=== Written exercise ===
Find each line holding "title" and copy it out.

Collection entries:

+++++

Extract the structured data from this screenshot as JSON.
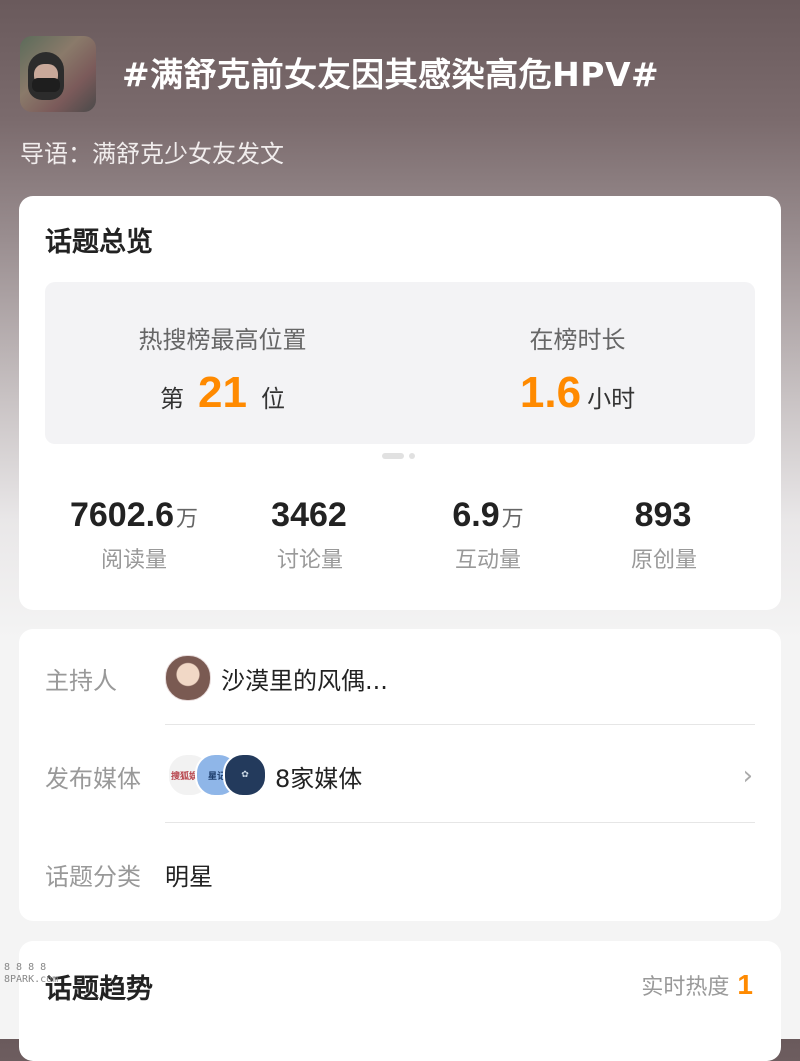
{
  "header": {
    "title": "#满舒克前女友因其感染高危HPV#",
    "intro": "导语：满舒克少女友发文"
  },
  "overview": {
    "title": "话题总览",
    "rank": {
      "label": "热搜榜最高位置",
      "prefix": "第",
      "value": "21",
      "suffix": "位"
    },
    "duration": {
      "label": "在榜时长",
      "value": "1.6",
      "unit": "小时"
    },
    "stats": [
      {
        "value": "7602.6",
        "unit": "万",
        "label": "阅读量"
      },
      {
        "value": "3462",
        "unit": "",
        "label": "讨论量"
      },
      {
        "value": "6.9",
        "unit": "万",
        "label": "互动量"
      },
      {
        "value": "893",
        "unit": "",
        "label": "原创量"
      }
    ]
  },
  "info": {
    "host_label": "主持人",
    "host_name": "沙漠里的风偶...",
    "media_label": "发布媒体",
    "media_icons": [
      "搜狐娱乐",
      "星记",
      "✿"
    ],
    "media_text": "8家媒体",
    "category_label": "话题分类",
    "category_value": "明星"
  },
  "trend": {
    "title": "话题趋势",
    "heat_label": "实时热度",
    "heat_value": "1"
  },
  "watermark": "8 8 8 8\n8PARK.com",
  "colors": {
    "accent": "#ff8a00",
    "card": "#ffffff",
    "muted_text": "#999999"
  }
}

+++++

=== Worked solution ===
    "title": "#满舒克前女友因其感染高危HPV#",
    "title": "话题总览",
    "title": "话题趋势",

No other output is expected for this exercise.